Provided entries:

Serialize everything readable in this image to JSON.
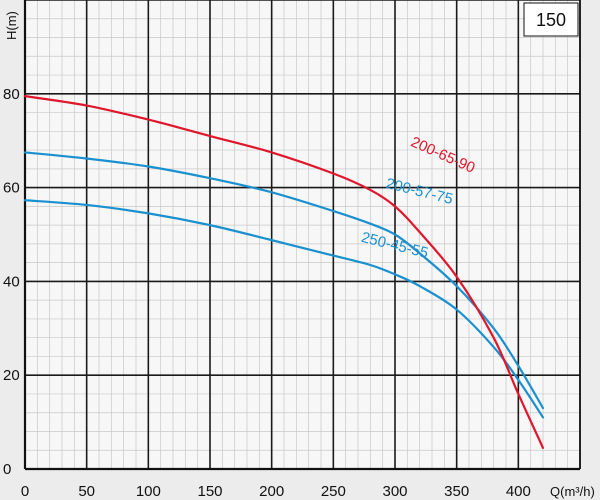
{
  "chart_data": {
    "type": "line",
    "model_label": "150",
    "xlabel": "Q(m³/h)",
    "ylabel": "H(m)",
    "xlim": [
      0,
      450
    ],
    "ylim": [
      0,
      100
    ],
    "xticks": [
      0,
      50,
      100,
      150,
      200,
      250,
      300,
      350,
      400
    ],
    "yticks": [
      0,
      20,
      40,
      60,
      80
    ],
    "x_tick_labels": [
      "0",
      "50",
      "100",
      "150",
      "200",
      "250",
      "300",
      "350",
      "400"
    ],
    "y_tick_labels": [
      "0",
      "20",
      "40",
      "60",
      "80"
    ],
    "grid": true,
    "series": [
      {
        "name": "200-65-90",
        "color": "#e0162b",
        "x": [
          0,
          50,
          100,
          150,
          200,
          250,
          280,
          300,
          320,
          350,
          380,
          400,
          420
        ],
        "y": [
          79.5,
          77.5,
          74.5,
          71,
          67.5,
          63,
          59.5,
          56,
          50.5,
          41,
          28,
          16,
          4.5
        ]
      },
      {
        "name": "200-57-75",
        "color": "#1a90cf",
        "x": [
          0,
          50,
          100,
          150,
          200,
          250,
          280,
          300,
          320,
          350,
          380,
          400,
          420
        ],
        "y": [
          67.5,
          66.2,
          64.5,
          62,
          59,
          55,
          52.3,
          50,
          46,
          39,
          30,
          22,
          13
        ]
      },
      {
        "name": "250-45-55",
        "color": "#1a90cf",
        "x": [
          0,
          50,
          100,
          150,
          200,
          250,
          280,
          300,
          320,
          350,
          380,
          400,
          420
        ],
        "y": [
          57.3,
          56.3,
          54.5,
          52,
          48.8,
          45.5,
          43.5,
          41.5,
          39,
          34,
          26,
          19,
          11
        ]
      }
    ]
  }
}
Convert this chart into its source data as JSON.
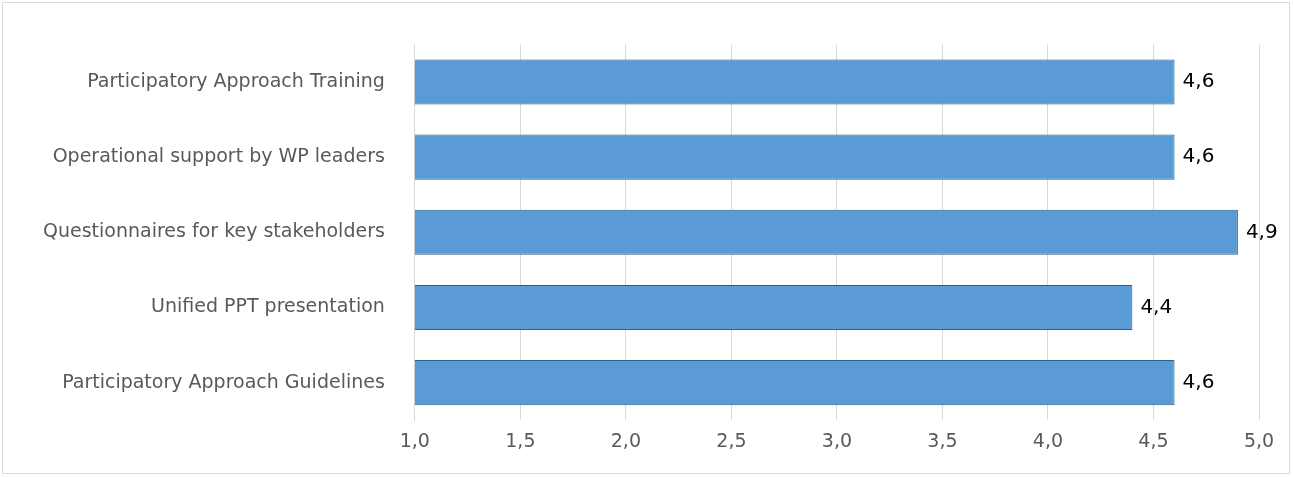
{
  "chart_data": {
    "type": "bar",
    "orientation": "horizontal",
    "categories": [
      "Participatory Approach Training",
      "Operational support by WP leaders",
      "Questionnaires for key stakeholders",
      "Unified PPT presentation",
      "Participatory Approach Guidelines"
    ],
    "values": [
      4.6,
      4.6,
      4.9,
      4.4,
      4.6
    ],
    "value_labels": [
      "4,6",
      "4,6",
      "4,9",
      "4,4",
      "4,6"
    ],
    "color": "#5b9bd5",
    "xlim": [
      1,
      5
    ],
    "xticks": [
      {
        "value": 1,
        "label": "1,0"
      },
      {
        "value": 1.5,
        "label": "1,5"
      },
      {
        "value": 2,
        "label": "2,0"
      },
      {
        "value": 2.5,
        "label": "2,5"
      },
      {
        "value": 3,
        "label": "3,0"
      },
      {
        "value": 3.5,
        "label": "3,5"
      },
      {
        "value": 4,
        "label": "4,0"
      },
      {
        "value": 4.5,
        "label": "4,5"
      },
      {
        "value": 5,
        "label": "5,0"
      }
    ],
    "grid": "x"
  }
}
...
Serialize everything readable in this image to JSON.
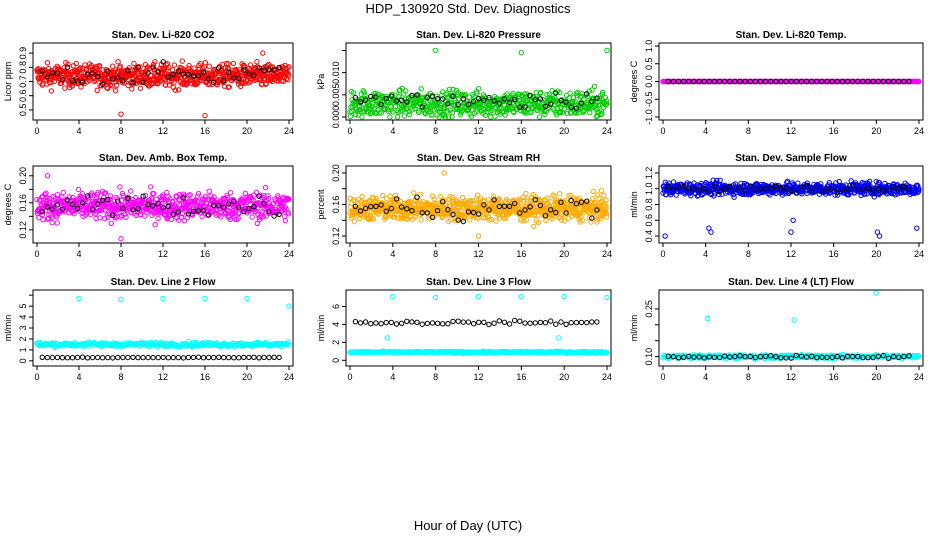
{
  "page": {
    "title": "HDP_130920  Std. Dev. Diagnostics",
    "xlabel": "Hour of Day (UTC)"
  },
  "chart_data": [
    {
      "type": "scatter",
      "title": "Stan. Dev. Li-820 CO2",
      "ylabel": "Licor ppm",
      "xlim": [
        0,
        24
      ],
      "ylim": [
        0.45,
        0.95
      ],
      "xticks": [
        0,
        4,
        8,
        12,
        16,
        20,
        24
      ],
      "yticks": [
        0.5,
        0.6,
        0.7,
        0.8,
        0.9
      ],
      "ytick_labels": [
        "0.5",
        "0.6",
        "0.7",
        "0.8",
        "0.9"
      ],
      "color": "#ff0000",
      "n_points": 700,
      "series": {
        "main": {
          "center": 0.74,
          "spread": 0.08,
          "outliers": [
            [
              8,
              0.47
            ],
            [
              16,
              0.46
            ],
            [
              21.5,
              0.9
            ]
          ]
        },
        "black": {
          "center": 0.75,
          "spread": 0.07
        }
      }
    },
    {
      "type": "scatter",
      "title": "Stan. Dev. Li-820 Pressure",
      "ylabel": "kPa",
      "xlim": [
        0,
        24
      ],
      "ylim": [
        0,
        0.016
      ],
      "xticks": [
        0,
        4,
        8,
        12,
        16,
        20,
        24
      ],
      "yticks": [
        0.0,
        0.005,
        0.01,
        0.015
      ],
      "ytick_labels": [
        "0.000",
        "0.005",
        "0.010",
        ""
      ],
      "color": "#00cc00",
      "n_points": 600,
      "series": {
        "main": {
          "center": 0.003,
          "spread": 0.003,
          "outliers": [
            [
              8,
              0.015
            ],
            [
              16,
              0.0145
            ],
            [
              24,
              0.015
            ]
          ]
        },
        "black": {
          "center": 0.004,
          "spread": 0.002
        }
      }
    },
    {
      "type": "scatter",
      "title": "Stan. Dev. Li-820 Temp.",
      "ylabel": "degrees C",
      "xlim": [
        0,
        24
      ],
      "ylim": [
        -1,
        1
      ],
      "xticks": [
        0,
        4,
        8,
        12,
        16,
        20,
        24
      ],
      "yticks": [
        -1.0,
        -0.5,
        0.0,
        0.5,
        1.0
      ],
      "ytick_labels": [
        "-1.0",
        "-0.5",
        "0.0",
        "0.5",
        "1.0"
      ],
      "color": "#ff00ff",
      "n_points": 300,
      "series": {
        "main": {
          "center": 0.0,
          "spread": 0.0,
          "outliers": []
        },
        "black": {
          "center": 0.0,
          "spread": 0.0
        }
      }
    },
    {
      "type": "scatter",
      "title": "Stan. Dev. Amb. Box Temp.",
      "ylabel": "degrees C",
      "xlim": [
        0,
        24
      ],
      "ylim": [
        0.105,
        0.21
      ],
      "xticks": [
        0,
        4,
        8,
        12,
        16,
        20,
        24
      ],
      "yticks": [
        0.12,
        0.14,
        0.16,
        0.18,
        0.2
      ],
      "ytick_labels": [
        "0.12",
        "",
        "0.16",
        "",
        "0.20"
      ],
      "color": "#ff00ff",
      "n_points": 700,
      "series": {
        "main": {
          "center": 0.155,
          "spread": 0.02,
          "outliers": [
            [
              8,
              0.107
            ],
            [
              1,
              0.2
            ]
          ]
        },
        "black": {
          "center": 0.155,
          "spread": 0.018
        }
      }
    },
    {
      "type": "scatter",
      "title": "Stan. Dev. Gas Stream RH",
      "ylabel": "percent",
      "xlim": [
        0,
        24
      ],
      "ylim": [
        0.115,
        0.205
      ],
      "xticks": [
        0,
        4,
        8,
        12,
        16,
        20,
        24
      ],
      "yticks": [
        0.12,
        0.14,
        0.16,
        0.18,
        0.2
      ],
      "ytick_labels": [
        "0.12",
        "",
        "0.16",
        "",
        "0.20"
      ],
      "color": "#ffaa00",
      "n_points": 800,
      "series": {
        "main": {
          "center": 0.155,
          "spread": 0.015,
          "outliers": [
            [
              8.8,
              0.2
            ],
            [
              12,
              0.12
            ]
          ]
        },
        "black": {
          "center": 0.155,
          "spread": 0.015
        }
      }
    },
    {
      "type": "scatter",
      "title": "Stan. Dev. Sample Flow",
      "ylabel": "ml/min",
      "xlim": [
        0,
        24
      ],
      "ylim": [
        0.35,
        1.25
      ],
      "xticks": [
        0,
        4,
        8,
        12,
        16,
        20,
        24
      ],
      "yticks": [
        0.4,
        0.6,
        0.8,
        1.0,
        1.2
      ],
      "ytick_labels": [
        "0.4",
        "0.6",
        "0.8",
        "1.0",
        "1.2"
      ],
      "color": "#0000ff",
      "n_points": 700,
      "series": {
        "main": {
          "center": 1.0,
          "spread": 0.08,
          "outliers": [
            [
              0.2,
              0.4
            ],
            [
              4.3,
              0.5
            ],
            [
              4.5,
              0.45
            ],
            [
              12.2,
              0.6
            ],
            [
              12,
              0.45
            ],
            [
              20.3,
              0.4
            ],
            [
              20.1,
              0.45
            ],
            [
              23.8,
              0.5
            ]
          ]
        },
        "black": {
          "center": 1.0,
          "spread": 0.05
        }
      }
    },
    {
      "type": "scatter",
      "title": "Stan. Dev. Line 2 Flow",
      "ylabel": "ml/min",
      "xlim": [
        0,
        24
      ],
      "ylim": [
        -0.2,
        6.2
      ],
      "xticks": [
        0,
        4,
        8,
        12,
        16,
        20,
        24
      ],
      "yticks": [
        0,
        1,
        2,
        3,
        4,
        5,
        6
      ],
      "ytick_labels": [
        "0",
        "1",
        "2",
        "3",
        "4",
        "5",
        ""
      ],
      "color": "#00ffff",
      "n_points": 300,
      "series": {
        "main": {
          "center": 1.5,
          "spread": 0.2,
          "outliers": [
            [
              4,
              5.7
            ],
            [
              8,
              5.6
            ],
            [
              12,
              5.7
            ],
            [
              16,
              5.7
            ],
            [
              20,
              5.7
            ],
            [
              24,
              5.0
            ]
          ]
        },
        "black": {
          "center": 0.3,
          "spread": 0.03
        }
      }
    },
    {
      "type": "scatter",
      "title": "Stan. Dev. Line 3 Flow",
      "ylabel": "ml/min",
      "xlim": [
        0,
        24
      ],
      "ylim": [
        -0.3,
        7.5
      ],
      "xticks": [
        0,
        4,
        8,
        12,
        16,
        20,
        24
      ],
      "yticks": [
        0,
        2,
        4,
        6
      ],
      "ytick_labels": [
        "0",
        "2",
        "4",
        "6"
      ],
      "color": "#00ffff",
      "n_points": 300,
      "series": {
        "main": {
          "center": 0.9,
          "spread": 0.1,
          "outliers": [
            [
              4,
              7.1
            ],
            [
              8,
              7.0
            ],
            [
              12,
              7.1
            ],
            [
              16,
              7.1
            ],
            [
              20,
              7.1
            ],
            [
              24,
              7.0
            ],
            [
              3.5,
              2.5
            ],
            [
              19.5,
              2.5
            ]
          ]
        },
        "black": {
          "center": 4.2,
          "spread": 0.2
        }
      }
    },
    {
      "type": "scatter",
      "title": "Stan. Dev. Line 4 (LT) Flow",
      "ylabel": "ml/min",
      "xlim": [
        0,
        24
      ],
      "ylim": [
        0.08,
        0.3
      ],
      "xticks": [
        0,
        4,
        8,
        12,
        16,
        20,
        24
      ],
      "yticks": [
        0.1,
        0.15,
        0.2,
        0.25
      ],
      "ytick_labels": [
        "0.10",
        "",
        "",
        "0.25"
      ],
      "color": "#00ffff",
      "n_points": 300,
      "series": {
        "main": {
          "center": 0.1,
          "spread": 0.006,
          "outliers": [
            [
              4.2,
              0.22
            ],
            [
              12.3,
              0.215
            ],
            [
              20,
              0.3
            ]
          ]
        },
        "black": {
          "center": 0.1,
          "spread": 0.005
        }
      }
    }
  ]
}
==
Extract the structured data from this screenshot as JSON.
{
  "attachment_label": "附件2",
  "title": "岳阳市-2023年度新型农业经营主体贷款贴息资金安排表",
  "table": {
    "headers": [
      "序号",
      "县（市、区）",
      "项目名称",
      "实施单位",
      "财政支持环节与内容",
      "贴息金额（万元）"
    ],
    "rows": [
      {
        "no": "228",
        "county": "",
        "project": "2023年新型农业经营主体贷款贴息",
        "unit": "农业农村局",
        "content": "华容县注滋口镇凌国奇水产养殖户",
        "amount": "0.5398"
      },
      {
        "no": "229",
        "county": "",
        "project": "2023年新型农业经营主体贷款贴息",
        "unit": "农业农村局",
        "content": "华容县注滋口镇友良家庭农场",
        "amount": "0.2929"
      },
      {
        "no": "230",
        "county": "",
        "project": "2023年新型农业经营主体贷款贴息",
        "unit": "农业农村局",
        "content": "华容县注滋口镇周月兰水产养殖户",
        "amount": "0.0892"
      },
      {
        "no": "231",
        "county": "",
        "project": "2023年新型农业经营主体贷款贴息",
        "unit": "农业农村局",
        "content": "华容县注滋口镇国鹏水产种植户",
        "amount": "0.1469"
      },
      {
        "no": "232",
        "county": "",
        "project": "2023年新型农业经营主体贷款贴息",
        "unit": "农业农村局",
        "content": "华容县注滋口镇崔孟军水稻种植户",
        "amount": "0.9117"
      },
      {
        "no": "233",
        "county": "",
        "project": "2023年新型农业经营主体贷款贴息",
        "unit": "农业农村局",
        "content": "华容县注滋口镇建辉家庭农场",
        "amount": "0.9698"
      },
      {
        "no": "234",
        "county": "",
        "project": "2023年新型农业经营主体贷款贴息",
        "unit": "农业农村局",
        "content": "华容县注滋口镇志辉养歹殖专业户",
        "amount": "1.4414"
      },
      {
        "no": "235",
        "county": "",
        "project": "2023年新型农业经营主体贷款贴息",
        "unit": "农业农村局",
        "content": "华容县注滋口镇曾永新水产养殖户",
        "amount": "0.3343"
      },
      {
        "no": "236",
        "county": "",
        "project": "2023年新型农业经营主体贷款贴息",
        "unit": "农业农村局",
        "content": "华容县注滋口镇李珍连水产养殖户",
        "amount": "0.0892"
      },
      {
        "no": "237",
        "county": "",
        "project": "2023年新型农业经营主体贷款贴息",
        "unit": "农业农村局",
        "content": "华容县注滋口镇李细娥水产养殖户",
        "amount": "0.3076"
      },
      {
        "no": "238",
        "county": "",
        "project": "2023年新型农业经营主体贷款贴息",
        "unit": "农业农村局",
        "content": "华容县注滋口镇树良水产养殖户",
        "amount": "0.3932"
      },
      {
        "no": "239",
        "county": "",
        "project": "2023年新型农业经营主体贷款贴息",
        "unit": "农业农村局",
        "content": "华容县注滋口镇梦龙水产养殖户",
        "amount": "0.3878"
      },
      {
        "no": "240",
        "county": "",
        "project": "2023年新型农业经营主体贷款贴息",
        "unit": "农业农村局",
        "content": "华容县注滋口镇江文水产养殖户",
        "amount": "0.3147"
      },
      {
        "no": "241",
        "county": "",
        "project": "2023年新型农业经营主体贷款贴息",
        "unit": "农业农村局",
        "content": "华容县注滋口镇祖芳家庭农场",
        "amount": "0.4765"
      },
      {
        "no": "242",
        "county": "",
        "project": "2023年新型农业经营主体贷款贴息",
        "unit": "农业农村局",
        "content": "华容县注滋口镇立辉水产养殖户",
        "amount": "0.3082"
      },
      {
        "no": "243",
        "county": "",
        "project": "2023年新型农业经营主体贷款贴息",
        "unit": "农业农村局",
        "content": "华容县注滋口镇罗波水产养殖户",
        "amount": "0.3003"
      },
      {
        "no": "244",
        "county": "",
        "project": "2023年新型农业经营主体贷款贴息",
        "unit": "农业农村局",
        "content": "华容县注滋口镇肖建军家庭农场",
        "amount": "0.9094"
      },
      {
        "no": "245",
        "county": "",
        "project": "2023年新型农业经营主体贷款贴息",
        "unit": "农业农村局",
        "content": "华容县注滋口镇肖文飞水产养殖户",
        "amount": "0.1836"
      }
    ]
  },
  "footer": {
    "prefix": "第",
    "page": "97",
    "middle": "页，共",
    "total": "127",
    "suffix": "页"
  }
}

Task directions: List each line in the listing that contains the string "Approach".

Solution to this task:
      "Participatory Approach Training",
      "Participatory Approach Guidelines"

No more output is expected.